What the task asks = Repeat the whole listing exactly.
-- Begin Records to use --
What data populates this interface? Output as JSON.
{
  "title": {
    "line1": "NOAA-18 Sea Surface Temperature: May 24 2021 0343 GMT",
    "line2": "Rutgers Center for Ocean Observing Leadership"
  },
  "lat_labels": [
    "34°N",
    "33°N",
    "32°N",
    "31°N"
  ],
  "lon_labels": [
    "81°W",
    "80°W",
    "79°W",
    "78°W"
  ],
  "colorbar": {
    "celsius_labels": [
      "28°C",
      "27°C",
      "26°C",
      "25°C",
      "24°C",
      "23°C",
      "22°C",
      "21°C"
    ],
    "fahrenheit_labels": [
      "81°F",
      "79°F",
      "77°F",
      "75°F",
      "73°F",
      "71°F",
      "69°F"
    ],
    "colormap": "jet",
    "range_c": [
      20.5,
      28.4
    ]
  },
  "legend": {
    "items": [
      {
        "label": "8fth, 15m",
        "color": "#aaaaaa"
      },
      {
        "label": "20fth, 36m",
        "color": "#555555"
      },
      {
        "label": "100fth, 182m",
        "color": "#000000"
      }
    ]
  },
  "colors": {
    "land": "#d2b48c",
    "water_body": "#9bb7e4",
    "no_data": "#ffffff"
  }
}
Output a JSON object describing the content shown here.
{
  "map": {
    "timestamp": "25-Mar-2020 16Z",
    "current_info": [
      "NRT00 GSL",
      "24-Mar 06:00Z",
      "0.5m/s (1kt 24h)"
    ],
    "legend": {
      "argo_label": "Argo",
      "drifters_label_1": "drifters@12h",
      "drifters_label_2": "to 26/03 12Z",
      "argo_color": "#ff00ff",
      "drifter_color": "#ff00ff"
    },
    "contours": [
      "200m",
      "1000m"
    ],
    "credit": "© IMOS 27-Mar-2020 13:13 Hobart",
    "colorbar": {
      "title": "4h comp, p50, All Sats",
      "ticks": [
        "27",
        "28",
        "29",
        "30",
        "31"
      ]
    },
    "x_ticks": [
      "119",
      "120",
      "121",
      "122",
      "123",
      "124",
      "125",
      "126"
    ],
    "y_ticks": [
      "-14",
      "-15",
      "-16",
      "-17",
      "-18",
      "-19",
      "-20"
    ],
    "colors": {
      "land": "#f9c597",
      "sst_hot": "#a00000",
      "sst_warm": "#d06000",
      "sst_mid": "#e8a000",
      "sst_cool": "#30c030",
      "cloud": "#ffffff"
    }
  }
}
-- End Records to use --
Full output =
What data populates this interface? Output as JSON.
{
  "title": {
    "line1": "NOAA-18 Sea Surface Temperature: May 24 2021 0343 GMT",
    "line2": "Rutgers Center for Ocean Observing Leadership"
  },
  "lat_labels": [
    "34°N",
    "33°N",
    "32°N",
    "31°N"
  ],
  "lon_labels": [
    "81°W",
    "80°W",
    "79°W",
    "78°W"
  ],
  "colorbar": {
    "celsius_labels": [
      "28°C",
      "27°C",
      "26°C",
      "25°C",
      "24°C",
      "23°C",
      "22°C",
      "21°C"
    ],
    "fahrenheit_labels": [
      "81°F",
      "79°F",
      "77°F",
      "75°F",
      "73°F",
      "71°F",
      "69°F"
    ],
    "colormap": "jet",
    "range_c": [
      20.5,
      28.4
    ]
  },
  "legend": {
    "items": [
      {
        "label": "8fth, 15m",
        "color": "#aaaaaa"
      },
      {
        "label": "20fth, 36m",
        "color": "#555555"
      },
      {
        "label": "100fth, 182m",
        "color": "#000000"
      }
    ]
  },
  "colors": {
    "land": "#d2b48c",
    "water_body": "#9bb7e4",
    "no_data": "#ffffff"
  }
}
Output a JSON object describing the content shown here.
{
  "map": {
    "timestamp": "25-Mar-2020 16Z",
    "current_info": [
      "NRT00 GSL",
      "24-Mar 06:00Z",
      "0.5m/s (1kt 24h)"
    ],
    "legend": {
      "argo_label": "Argo",
      "drifters_label_1": "drifters@12h",
      "drifters_label_2": "to 26/03 12Z",
      "argo_color": "#ff00ff",
      "drifter_color": "#ff00ff"
    },
    "contours": [
      "200m",
      "1000m"
    ],
    "credit": "© IMOS 27-Mar-2020 13:13 Hobart",
    "colorbar": {
      "title": "4h comp, p50, All Sats",
      "ticks": [
        "27",
        "28",
        "29",
        "30",
        "31"
      ]
    },
    "x_ticks": [
      "119",
      "120",
      "121",
      "122",
      "123",
      "124",
      "125",
      "126"
    ],
    "y_ticks": [
      "-14",
      "-15",
      "-16",
      "-17",
      "-18",
      "-19",
      "-20"
    ],
    "colors": {
      "land": "#f9c597",
      "sst_hot": "#a00000",
      "sst_warm": "#d06000",
      "sst_mid": "#e8a000",
      "sst_cool": "#30c030",
      "cloud": "#ffffff"
    }
  }
}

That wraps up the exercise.